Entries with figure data
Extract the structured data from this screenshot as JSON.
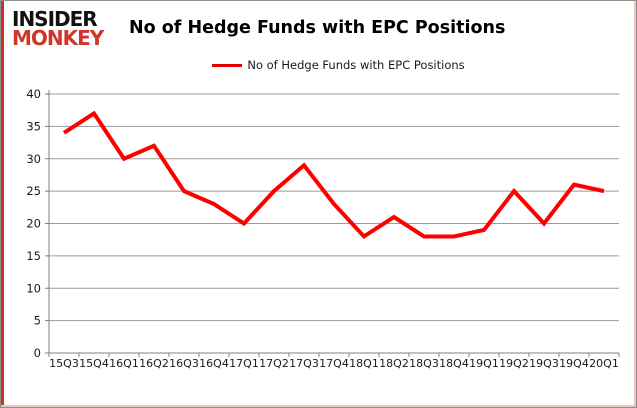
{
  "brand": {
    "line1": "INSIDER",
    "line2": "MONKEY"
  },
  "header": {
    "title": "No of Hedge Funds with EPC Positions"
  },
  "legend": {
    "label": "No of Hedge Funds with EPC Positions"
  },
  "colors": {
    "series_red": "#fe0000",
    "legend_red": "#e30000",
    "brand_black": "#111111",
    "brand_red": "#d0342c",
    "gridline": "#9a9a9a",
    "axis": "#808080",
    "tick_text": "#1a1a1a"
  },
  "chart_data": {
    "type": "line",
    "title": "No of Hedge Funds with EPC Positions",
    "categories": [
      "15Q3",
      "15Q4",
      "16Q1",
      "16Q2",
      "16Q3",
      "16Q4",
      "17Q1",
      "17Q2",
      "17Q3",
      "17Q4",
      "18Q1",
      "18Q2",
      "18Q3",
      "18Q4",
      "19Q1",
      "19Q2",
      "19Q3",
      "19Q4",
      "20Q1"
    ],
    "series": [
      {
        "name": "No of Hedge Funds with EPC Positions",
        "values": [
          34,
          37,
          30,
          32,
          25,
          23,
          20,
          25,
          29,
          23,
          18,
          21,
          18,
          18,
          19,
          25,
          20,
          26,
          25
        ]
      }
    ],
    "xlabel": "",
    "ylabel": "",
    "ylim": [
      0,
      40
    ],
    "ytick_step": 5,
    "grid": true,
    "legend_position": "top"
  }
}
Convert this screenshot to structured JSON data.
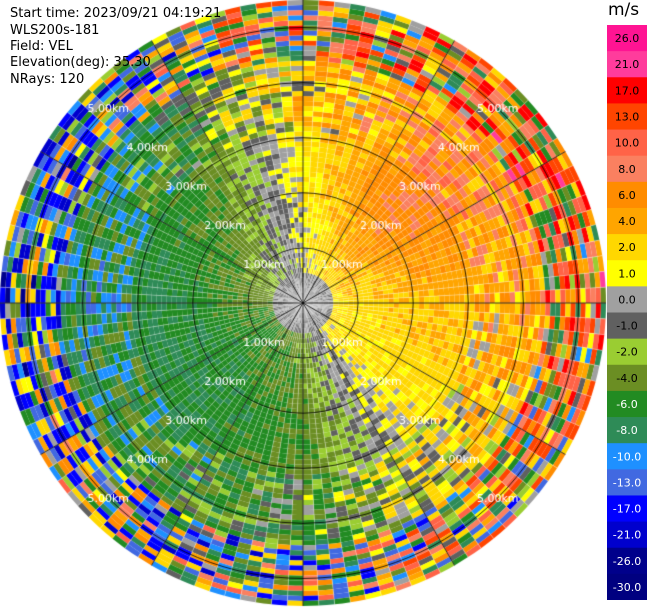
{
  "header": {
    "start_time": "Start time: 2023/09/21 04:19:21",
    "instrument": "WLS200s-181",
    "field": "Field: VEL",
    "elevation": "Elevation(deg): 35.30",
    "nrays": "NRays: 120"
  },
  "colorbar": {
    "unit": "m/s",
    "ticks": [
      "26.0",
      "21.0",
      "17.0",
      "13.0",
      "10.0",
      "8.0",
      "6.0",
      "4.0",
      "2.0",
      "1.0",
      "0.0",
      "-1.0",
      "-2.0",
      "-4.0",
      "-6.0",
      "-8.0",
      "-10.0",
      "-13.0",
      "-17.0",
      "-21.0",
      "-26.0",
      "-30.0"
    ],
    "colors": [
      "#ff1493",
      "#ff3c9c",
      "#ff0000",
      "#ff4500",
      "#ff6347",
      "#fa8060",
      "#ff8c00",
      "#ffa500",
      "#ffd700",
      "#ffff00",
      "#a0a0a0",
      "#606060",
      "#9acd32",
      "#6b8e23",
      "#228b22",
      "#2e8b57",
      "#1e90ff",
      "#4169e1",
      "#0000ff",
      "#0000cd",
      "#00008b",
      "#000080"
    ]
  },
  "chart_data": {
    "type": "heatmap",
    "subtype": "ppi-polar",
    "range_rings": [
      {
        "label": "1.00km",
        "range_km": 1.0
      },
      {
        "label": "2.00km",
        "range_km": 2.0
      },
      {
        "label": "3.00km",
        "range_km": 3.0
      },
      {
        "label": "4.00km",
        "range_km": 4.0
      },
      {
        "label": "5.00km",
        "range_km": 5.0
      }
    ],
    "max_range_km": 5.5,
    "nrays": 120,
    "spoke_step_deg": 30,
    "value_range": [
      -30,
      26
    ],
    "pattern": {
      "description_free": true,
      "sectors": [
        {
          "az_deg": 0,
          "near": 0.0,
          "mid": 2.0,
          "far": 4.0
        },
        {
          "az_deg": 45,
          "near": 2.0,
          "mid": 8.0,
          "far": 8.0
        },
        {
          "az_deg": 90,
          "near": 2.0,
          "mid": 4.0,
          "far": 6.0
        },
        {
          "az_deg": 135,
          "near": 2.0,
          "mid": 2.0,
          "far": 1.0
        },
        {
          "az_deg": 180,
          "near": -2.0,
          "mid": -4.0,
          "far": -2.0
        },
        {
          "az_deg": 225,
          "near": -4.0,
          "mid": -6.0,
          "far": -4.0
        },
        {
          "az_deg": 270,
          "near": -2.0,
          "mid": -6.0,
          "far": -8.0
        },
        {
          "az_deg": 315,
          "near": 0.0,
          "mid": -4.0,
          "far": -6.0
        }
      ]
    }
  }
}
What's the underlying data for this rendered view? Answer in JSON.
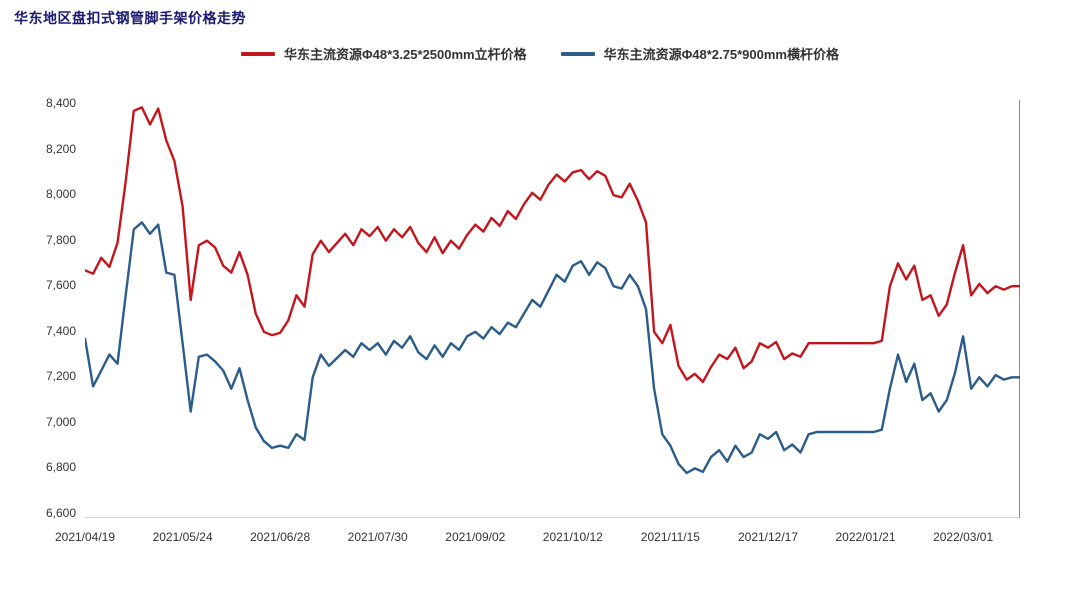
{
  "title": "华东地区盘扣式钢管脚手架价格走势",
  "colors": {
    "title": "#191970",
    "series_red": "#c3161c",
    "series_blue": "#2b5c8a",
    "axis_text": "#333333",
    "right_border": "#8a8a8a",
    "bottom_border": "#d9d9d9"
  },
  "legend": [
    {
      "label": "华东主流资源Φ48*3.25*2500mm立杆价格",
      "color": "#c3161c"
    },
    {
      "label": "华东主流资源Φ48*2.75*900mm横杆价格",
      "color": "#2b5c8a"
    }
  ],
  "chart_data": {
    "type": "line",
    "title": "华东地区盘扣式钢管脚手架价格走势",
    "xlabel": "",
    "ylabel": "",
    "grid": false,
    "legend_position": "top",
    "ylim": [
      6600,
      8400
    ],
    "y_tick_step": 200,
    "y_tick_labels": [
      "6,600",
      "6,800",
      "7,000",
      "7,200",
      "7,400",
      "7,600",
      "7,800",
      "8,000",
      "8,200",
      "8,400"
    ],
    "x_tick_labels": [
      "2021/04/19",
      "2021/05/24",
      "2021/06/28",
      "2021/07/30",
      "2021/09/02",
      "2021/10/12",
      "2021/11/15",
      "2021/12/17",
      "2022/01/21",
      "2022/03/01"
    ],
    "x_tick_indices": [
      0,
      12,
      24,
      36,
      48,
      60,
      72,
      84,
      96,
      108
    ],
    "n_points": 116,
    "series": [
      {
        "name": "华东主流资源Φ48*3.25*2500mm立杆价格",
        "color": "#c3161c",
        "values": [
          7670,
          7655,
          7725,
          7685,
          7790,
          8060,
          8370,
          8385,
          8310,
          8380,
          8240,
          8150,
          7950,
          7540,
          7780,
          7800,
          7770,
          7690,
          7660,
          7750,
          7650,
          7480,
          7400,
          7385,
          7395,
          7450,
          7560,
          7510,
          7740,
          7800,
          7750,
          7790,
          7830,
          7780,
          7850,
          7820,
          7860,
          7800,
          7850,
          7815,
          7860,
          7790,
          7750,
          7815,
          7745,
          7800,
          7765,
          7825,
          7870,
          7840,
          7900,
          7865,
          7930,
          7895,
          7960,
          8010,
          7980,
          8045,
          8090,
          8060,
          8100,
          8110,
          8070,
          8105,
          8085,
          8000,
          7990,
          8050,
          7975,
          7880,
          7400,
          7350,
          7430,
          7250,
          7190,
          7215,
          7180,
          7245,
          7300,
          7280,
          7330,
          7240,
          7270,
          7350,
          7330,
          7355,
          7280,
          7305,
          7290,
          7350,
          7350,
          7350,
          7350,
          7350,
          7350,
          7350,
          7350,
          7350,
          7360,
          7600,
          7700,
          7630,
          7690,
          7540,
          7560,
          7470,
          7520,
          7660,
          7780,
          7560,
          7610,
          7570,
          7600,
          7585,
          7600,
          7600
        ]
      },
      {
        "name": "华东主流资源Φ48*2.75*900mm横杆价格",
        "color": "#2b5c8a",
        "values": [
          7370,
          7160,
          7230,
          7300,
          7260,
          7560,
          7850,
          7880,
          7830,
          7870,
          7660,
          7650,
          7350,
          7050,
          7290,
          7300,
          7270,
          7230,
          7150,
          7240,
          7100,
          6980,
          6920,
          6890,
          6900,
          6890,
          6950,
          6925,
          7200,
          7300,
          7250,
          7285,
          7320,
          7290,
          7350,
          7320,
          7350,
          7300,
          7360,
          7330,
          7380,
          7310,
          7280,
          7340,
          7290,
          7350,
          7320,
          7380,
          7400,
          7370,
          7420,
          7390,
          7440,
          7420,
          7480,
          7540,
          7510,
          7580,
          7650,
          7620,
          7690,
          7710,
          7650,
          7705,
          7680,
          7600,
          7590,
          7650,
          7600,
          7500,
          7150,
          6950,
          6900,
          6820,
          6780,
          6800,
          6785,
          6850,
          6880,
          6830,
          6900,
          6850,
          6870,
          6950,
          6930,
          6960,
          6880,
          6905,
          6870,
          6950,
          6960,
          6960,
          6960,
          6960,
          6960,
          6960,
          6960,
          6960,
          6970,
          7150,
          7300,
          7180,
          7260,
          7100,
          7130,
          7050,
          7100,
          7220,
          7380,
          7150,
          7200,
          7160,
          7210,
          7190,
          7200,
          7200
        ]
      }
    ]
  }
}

Problem requirements. Only lines with "Positions" are wanted here; list each of them.

Exercise result.
    "title": "No of Hedge Funds with EPC Positions"
    "label": "No of Hedge Funds with EPC Positions"
    "title": "No of Hedge Funds with EPC Positions",
        "name": "No of Hedge Funds with EPC Positions",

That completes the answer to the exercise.